REQUIRED TASK: Repeat every record below exactly, but leave out any pictures.

----------

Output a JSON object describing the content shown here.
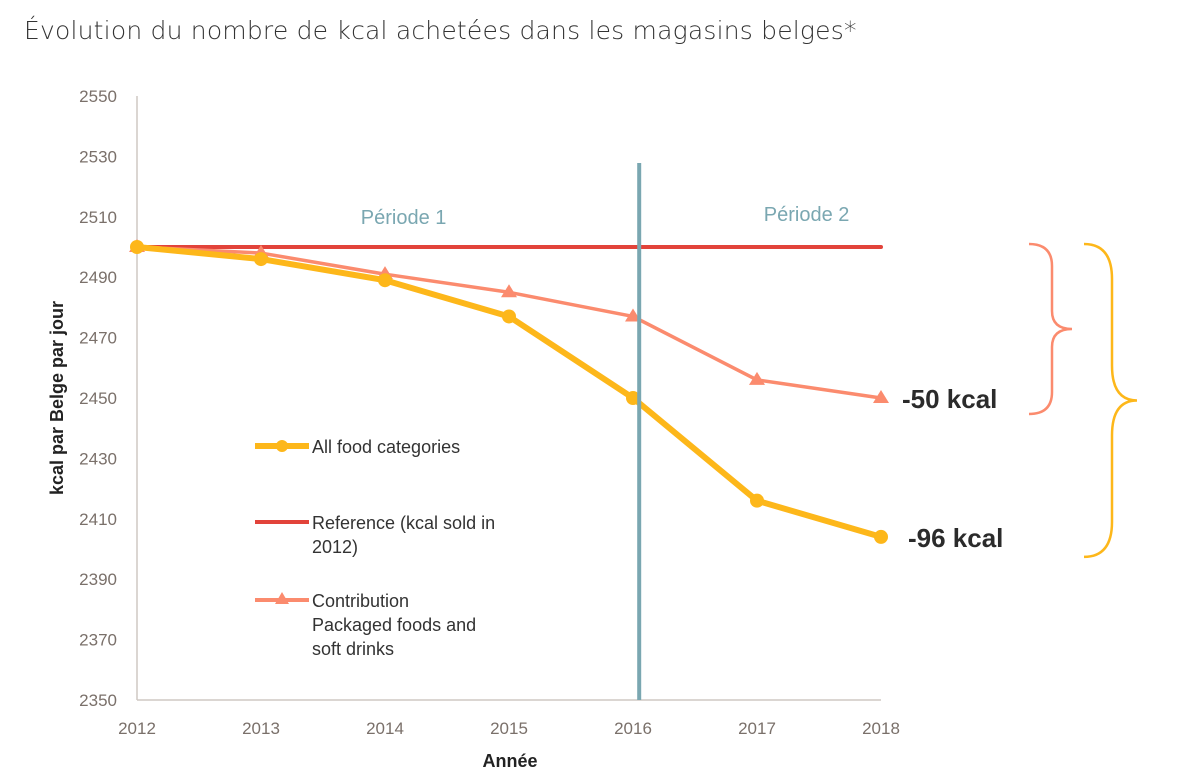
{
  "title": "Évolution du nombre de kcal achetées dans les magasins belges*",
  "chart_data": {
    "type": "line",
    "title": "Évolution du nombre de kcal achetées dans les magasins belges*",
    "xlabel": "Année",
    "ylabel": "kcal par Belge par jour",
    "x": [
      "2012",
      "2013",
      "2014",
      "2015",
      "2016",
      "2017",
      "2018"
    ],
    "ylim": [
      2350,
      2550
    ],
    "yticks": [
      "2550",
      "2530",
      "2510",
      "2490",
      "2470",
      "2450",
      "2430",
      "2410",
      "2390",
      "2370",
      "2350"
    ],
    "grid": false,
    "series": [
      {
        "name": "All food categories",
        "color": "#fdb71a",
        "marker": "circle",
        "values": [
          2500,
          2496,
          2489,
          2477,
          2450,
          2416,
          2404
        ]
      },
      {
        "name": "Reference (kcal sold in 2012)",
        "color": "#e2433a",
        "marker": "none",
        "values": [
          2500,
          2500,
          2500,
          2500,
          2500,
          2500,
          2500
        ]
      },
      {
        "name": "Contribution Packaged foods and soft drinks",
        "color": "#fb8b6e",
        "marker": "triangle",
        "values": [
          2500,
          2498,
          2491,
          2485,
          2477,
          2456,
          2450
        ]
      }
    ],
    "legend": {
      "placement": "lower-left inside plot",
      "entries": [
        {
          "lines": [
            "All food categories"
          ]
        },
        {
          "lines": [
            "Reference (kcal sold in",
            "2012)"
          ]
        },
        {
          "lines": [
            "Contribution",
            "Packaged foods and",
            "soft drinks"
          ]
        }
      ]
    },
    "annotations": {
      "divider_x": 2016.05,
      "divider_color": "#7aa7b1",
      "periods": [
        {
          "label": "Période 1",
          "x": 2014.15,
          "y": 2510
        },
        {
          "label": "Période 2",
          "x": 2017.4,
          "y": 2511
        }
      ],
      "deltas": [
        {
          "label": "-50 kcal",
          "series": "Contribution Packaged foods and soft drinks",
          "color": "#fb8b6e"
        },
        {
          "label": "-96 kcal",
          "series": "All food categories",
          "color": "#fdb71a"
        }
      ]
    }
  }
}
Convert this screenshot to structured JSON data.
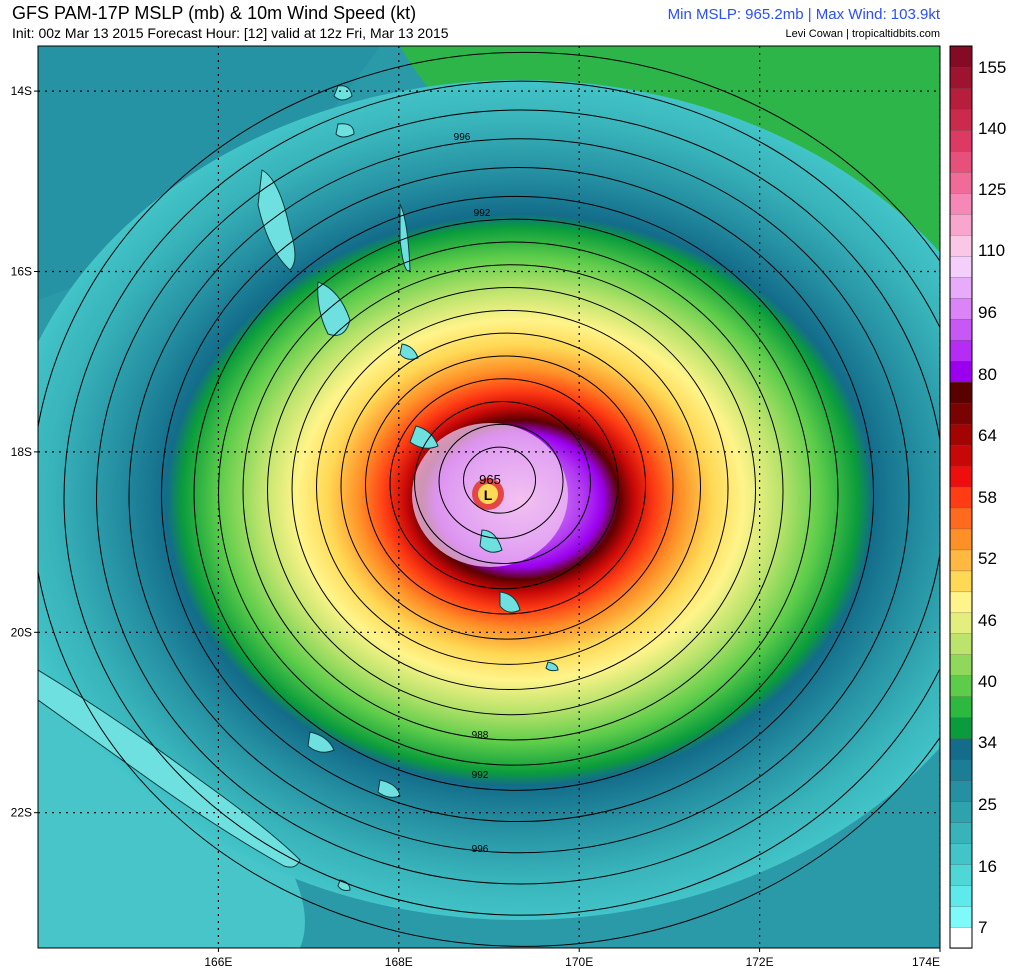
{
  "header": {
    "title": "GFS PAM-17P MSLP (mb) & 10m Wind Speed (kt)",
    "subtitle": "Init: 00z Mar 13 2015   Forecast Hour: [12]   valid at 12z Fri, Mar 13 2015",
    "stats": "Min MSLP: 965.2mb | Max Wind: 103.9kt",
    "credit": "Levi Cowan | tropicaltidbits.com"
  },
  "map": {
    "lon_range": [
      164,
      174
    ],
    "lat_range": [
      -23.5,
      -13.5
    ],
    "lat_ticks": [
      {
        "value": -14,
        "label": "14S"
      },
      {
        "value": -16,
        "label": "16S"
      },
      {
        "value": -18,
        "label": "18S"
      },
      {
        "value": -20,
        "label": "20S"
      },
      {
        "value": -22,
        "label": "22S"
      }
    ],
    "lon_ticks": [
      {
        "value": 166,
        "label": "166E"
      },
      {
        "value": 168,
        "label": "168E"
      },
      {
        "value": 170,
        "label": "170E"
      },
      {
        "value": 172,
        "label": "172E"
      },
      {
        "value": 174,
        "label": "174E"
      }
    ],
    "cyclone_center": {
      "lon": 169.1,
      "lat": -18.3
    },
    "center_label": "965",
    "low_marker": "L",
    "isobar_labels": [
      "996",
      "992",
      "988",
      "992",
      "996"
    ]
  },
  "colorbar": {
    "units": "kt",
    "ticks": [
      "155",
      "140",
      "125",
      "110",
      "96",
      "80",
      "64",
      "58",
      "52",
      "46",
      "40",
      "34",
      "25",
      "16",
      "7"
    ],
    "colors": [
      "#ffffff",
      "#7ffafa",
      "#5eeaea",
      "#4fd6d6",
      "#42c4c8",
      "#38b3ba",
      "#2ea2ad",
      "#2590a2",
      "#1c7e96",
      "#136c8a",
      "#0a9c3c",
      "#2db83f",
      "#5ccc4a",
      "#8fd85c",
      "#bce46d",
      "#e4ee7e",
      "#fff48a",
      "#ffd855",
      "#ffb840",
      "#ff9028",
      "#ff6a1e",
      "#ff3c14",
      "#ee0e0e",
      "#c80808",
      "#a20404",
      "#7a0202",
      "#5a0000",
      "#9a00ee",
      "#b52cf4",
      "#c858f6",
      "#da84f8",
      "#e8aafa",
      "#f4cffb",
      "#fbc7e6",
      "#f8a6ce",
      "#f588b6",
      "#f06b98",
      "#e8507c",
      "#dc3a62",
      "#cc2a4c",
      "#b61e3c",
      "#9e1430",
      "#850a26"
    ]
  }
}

----------

EXERCISE OUTPUT:
Output a JSON object describing the content shown here.
{
  "title": "Évolution du nombre de kcal achetées dans les magasins belges*",
  "chart_data": {
    "type": "line",
    "title": "Évolution du nombre de kcal achetées dans les magasins belges*",
    "xlabel": "Année",
    "ylabel": "kcal par Belge par jour",
    "x": [
      "2012",
      "2013",
      "2014",
      "2015",
      "2016",
      "2017",
      "2018"
    ],
    "ylim": [
      2350,
      2550
    ],
    "yticks": [
      "2550",
      "2530",
      "2510",
      "2490",
      "2470",
      "2450",
      "2430",
      "2410",
      "2390",
      "2370",
      "2350"
    ],
    "grid": false,
    "series": [
      {
        "name": "All food categories",
        "color": "#fdb71a",
        "marker": "circle",
        "values": [
          2500,
          2496,
          2489,
          2477,
          2450,
          2416,
          2404
        ]
      },
      {
        "name": "Reference (kcal sold in 2012)",
        "color": "#e2433a",
        "marker": "none",
        "values": [
          2500,
          2500,
          2500,
          2500,
          2500,
          2500,
          2500
        ]
      },
      {
        "name": "Contribution Packaged foods and soft drinks",
        "color": "#fb8b6e",
        "marker": "triangle",
        "values": [
          2500,
          2498,
          2491,
          2485,
          2477,
          2456,
          2450
        ]
      }
    ],
    "legend": {
      "placement": "lower-left inside plot",
      "entries": [
        {
          "lines": [
            "All food categories"
          ]
        },
        {
          "lines": [
            "Reference (kcal sold in",
            "2012)"
          ]
        },
        {
          "lines": [
            "Contribution",
            "Packaged foods and",
            "soft drinks"
          ]
        }
      ]
    },
    "annotations": {
      "divider_x": 2016.05,
      "divider_color": "#7aa7b1",
      "periods": [
        {
          "label": "Période 1",
          "x": 2014.15,
          "y": 2510
        },
        {
          "label": "Période 2",
          "x": 2017.4,
          "y": 2511
        }
      ],
      "deltas": [
        {
          "label": "-50 kcal",
          "series": "Contribution Packaged foods and soft drinks",
          "color": "#fb8b6e"
        },
        {
          "label": "-96 kcal",
          "series": "All food categories",
          "color": "#fdb71a"
        }
      ]
    }
  }
}
Convert this screenshot to structured JSON data.
{
  "header": {
    "title": "GFS PAM-17P MSLP (mb) & 10m Wind Speed (kt)",
    "subtitle": "Init: 00z Mar 13 2015   Forecast Hour: [12]   valid at 12z Fri, Mar 13 2015",
    "stats": "Min MSLP: 965.2mb | Max Wind: 103.9kt",
    "credit": "Levi Cowan | tropicaltidbits.com"
  },
  "map": {
    "lon_range": [
      164,
      174
    ],
    "lat_range": [
      -23.5,
      -13.5
    ],
    "lat_ticks": [
      {
        "value": -14,
        "label": "14S"
      },
      {
        "value": -16,
        "label": "16S"
      },
      {
        "value": -18,
        "label": "18S"
      },
      {
        "value": -20,
        "label": "20S"
      },
      {
        "value": -22,
        "label": "22S"
      }
    ],
    "lon_ticks": [
      {
        "value": 166,
        "label": "166E"
      },
      {
        "value": 168,
        "label": "168E"
      },
      {
        "value": 170,
        "label": "170E"
      },
      {
        "value": 172,
        "label": "172E"
      },
      {
        "value": 174,
        "label": "174E"
      }
    ],
    "cyclone_center": {
      "lon": 169.1,
      "lat": -18.3
    },
    "center_label": "965",
    "low_marker": "L",
    "isobar_labels": [
      "996",
      "992",
      "988",
      "992",
      "996"
    ]
  },
  "colorbar": {
    "units": "kt",
    "ticks": [
      "155",
      "140",
      "125",
      "110",
      "96",
      "80",
      "64",
      "58",
      "52",
      "46",
      "40",
      "34",
      "25",
      "16",
      "7"
    ],
    "colors": [
      "#ffffff",
      "#7ffafa",
      "#5eeaea",
      "#4fd6d6",
      "#42c4c8",
      "#38b3ba",
      "#2ea2ad",
      "#2590a2",
      "#1c7e96",
      "#136c8a",
      "#0a9c3c",
      "#2db83f",
      "#5ccc4a",
      "#8fd85c",
      "#bce46d",
      "#e4ee7e",
      "#fff48a",
      "#ffd855",
      "#ffb840",
      "#ff9028",
      "#ff6a1e",
      "#ff3c14",
      "#ee0e0e",
      "#c80808",
      "#a20404",
      "#7a0202",
      "#5a0000",
      "#9a00ee",
      "#b52cf4",
      "#c858f6",
      "#da84f8",
      "#e8aafa",
      "#f4cffb",
      "#fbc7e6",
      "#f8a6ce",
      "#f588b6",
      "#f06b98",
      "#e8507c",
      "#dc3a62",
      "#cc2a4c",
      "#b61e3c",
      "#9e1430",
      "#850a26"
    ]
  }
}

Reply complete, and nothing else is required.